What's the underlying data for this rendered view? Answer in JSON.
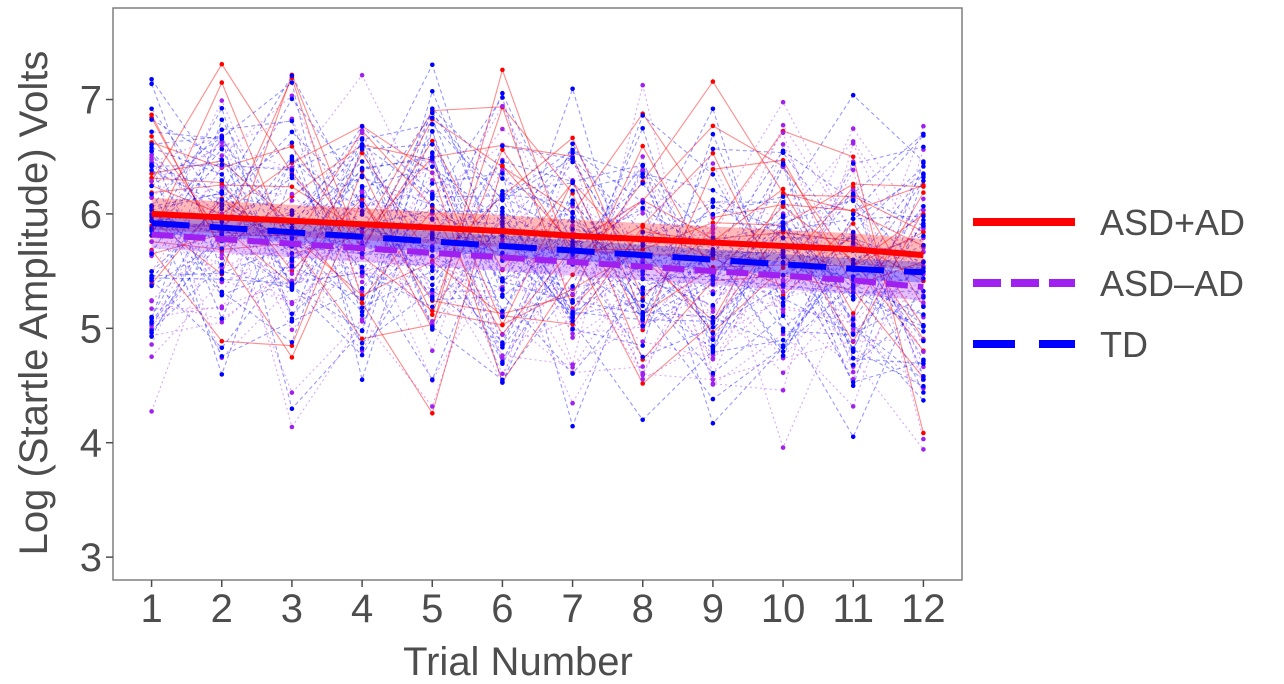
{
  "chart_data": {
    "type": "line",
    "title": "",
    "xlabel": "Trial Number",
    "ylabel": "Log (Startle Amplitude) Volts",
    "x": [
      1,
      2,
      3,
      4,
      5,
      6,
      7,
      8,
      9,
      10,
      11,
      12
    ],
    "x_ticks": [
      "1",
      "2",
      "3",
      "4",
      "5",
      "6",
      "7",
      "8",
      "9",
      "10",
      "11",
      "12"
    ],
    "y_ticks": [
      "3",
      "4",
      "5",
      "6",
      "7"
    ],
    "ylim": [
      2.8,
      7.8
    ],
    "xlim": [
      0.45,
      12.55
    ],
    "grid": false,
    "legend_position": "right",
    "series": [
      {
        "name": "ASD+AD",
        "color": "#ff0000",
        "linestyle": "solid",
        "fit": [
          6.0,
          5.97,
          5.94,
          5.91,
          5.88,
          5.85,
          5.81,
          5.78,
          5.75,
          5.72,
          5.69,
          5.64
        ],
        "ci_halfwidth": 0.14
      },
      {
        "name": "ASD–AD",
        "color": "#a020f0",
        "linestyle": "short-dash",
        "fit": [
          5.82,
          5.78,
          5.74,
          5.7,
          5.66,
          5.62,
          5.58,
          5.54,
          5.5,
          5.46,
          5.42,
          5.36
        ],
        "ci_halfwidth": 0.12
      },
      {
        "name": "TD",
        "color": "#0000ff",
        "linestyle": "long-dash",
        "fit": [
          5.92,
          5.88,
          5.84,
          5.8,
          5.76,
          5.72,
          5.68,
          5.64,
          5.6,
          5.56,
          5.52,
          5.49
        ],
        "ci_halfwidth": 0.09
      }
    ],
    "subjects_note": "individual participant trajectories shown as thin translucent lines"
  }
}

▶ [Request]: Repeat the material above verbatim. Leave the pictures behind.

▶ [The response]:
What's the underlying data for this rendered view? Answer in JSON.
{
  "chart_data": {
    "type": "line",
    "title": "",
    "xlabel": "Trial Number",
    "ylabel": "Log (Startle Amplitude) Volts",
    "x": [
      1,
      2,
      3,
      4,
      5,
      6,
      7,
      8,
      9,
      10,
      11,
      12
    ],
    "x_ticks": [
      "1",
      "2",
      "3",
      "4",
      "5",
      "6",
      "7",
      "8",
      "9",
      "10",
      "11",
      "12"
    ],
    "y_ticks": [
      "3",
      "4",
      "5",
      "6",
      "7"
    ],
    "ylim": [
      2.8,
      7.8
    ],
    "xlim": [
      0.45,
      12.55
    ],
    "grid": false,
    "legend_position": "right",
    "series": [
      {
        "name": "ASD+AD",
        "color": "#ff0000",
        "linestyle": "solid",
        "fit": [
          6.0,
          5.97,
          5.94,
          5.91,
          5.88,
          5.85,
          5.81,
          5.78,
          5.75,
          5.72,
          5.69,
          5.64
        ],
        "ci_halfwidth": 0.14
      },
      {
        "name": "ASD–AD",
        "color": "#a020f0",
        "linestyle": "short-dash",
        "fit": [
          5.82,
          5.78,
          5.74,
          5.7,
          5.66,
          5.62,
          5.58,
          5.54,
          5.5,
          5.46,
          5.42,
          5.36
        ],
        "ci_halfwidth": 0.12
      },
      {
        "name": "TD",
        "color": "#0000ff",
        "linestyle": "long-dash",
        "fit": [
          5.92,
          5.88,
          5.84,
          5.8,
          5.76,
          5.72,
          5.68,
          5.64,
          5.6,
          5.56,
          5.52,
          5.49
        ],
        "ci_halfwidth": 0.09
      }
    ],
    "subjects_note": "individual participant trajectories shown as thin translucent lines"
  }
}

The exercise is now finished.